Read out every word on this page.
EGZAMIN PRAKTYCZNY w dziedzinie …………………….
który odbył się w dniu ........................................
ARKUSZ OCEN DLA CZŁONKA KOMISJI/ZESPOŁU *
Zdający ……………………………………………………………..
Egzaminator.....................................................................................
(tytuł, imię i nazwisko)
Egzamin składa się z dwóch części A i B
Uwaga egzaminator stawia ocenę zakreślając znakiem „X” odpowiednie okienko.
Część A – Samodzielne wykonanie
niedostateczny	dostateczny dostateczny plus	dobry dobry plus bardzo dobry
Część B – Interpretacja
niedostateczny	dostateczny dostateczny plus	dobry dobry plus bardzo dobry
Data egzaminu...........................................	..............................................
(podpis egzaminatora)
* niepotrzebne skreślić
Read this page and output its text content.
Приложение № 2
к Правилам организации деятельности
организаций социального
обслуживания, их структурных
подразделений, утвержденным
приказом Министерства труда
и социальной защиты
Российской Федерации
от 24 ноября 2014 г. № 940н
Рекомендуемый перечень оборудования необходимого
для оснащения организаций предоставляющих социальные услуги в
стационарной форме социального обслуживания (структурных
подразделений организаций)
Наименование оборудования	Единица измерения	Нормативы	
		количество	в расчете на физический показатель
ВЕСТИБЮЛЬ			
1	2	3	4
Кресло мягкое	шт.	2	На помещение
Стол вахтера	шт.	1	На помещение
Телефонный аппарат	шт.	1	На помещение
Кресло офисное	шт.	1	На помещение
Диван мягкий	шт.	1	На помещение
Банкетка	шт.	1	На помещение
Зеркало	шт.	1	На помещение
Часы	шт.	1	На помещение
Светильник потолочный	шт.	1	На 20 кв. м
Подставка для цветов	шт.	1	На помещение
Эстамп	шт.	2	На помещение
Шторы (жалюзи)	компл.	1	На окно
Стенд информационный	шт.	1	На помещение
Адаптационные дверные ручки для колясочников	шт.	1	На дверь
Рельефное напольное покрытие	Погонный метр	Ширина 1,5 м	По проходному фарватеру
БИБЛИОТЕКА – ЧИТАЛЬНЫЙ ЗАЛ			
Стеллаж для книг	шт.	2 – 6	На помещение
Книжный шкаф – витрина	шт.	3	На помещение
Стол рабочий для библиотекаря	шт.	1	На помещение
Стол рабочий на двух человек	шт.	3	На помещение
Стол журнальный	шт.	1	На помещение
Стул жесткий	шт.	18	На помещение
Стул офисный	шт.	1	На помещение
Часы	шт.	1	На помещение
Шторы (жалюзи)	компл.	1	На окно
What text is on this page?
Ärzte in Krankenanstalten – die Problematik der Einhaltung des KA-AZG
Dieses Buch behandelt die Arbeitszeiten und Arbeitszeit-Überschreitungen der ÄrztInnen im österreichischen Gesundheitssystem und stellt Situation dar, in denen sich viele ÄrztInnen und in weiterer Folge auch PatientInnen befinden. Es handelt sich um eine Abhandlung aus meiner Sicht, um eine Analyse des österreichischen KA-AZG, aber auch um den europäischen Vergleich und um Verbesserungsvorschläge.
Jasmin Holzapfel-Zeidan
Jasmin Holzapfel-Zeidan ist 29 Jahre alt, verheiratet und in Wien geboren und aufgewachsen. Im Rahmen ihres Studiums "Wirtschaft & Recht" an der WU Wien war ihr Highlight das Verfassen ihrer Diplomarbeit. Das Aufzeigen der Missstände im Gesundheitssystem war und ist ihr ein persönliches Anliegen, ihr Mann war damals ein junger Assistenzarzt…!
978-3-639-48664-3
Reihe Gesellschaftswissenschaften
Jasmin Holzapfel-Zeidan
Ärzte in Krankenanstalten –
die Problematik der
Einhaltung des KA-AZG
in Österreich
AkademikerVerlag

→ EXERCISE AIM
Copy each line of the listing that includes "Ärzte".

→ WRITTEN REPLY
Ärzte in Krankenanstalten – die Problematik der Einhaltung des KA-AZG
Ärzte in Krankenanstalten –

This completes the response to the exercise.